▸ Problem requirements:
Pictures within the data are to be left out; everything else must be reproduced exactly.

* Start *

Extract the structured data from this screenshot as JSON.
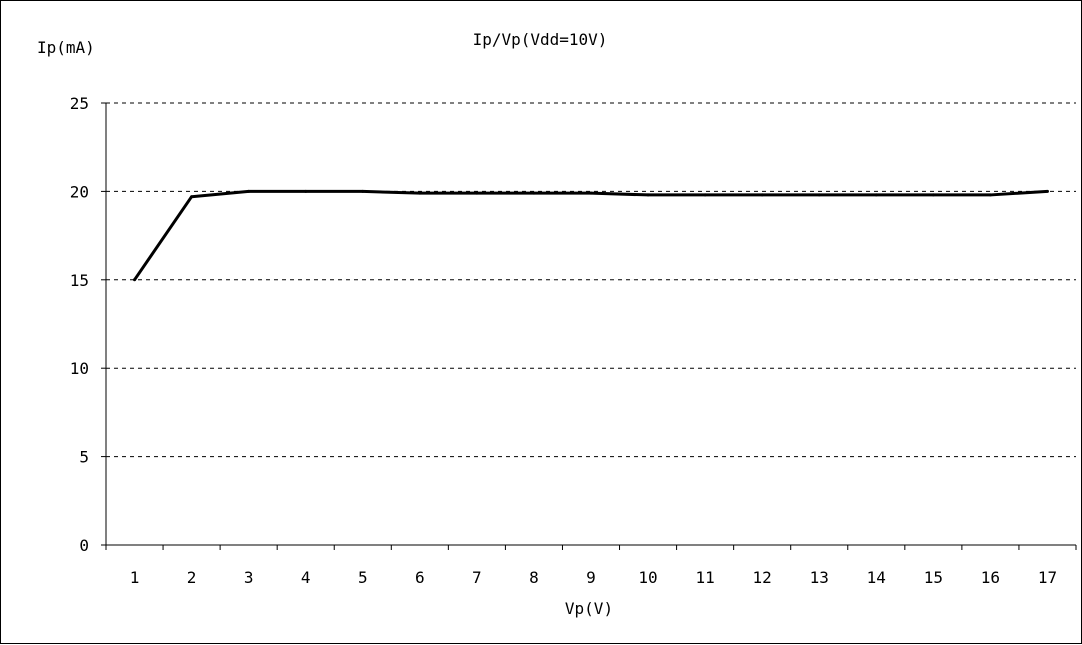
{
  "chart_data": {
    "type": "line",
    "title": "Ip/Vp(Vdd=10V)",
    "xlabel": "Vp(V)",
    "ylabel": "Ip(mA)",
    "categories": [
      "1",
      "2",
      "3",
      "4",
      "5",
      "6",
      "7",
      "8",
      "9",
      "10",
      "11",
      "12",
      "13",
      "14",
      "15",
      "16",
      "17"
    ],
    "yticks": [
      "0",
      "5",
      "10",
      "15",
      "20",
      "25"
    ],
    "ylim": [
      0,
      25
    ],
    "grid": "horizontal dashed",
    "line_color": "#000000",
    "series": [
      {
        "values": [
          15,
          19.7,
          20,
          20,
          20,
          19.9,
          19.9,
          19.9,
          19.9,
          19.8,
          19.8,
          19.8,
          19.8,
          19.8,
          19.8,
          19.8,
          20
        ]
      }
    ]
  }
}
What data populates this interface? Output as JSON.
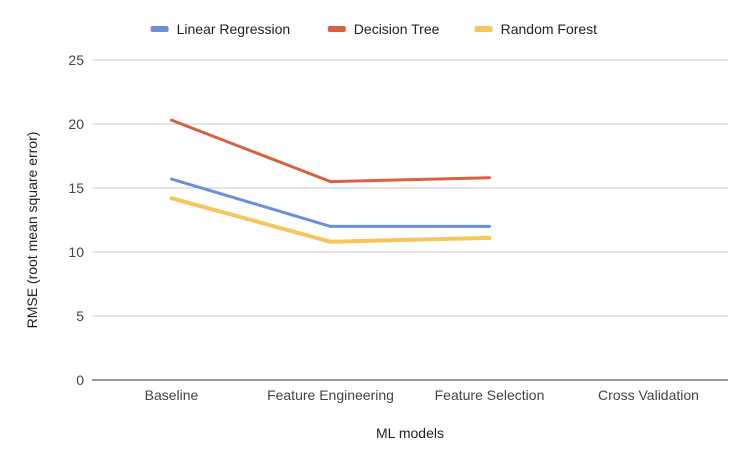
{
  "chart_data": {
    "type": "line",
    "title": "",
    "xlabel": "ML models",
    "ylabel": "RMSE (root mean square error)",
    "categories": [
      "Baseline",
      "Feature Engineering",
      "Feature Selection",
      "Cross Validation"
    ],
    "ylim": [
      0,
      25
    ],
    "yticks": [
      0,
      5,
      10,
      15,
      20,
      25
    ],
    "grid": true,
    "legend_position": "top",
    "series": [
      {
        "name": "Linear Regression",
        "color": "#6d8fdb",
        "values": [
          15.7,
          12.0,
          12.0,
          null
        ]
      },
      {
        "name": "Decision Tree",
        "color": "#d9613f",
        "values": [
          20.3,
          15.5,
          15.8,
          null
        ]
      },
      {
        "name": "Random Forest",
        "color": "#f4c65c",
        "values": [
          14.2,
          10.8,
          11.1,
          null
        ]
      }
    ]
  }
}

* End *

▸ Correct answer:
Extract the structured data from this screenshot as JSON.
{
  "chart_data": {
    "type": "line",
    "title": "Ip/Vp(Vdd=10V)",
    "xlabel": "Vp(V)",
    "ylabel": "Ip(mA)",
    "categories": [
      "1",
      "2",
      "3",
      "4",
      "5",
      "6",
      "7",
      "8",
      "9",
      "10",
      "11",
      "12",
      "13",
      "14",
      "15",
      "16",
      "17"
    ],
    "yticks": [
      "0",
      "5",
      "10",
      "15",
      "20",
      "25"
    ],
    "ylim": [
      0,
      25
    ],
    "grid": "horizontal dashed",
    "line_color": "#000000",
    "series": [
      {
        "values": [
          15,
          19.7,
          20,
          20,
          20,
          19.9,
          19.9,
          19.9,
          19.9,
          19.8,
          19.8,
          19.8,
          19.8,
          19.8,
          19.8,
          19.8,
          20
        ]
      }
    ]
  }
}
What data populates this interface? Output as JSON.
{
  "chart_data": {
    "type": "line",
    "title": "",
    "xlabel": "ML models",
    "ylabel": "RMSE (root mean square error)",
    "categories": [
      "Baseline",
      "Feature Engineering",
      "Feature Selection",
      "Cross Validation"
    ],
    "ylim": [
      0,
      25
    ],
    "yticks": [
      0,
      5,
      10,
      15,
      20,
      25
    ],
    "grid": true,
    "legend_position": "top",
    "series": [
      {
        "name": "Linear Regression",
        "color": "#6d8fdb",
        "values": [
          15.7,
          12.0,
          12.0,
          null
        ]
      },
      {
        "name": "Decision Tree",
        "color": "#d9613f",
        "values": [
          20.3,
          15.5,
          15.8,
          null
        ]
      },
      {
        "name": "Random Forest",
        "color": "#f4c65c",
        "values": [
          14.2,
          10.8,
          11.1,
          null
        ]
      }
    ]
  }
}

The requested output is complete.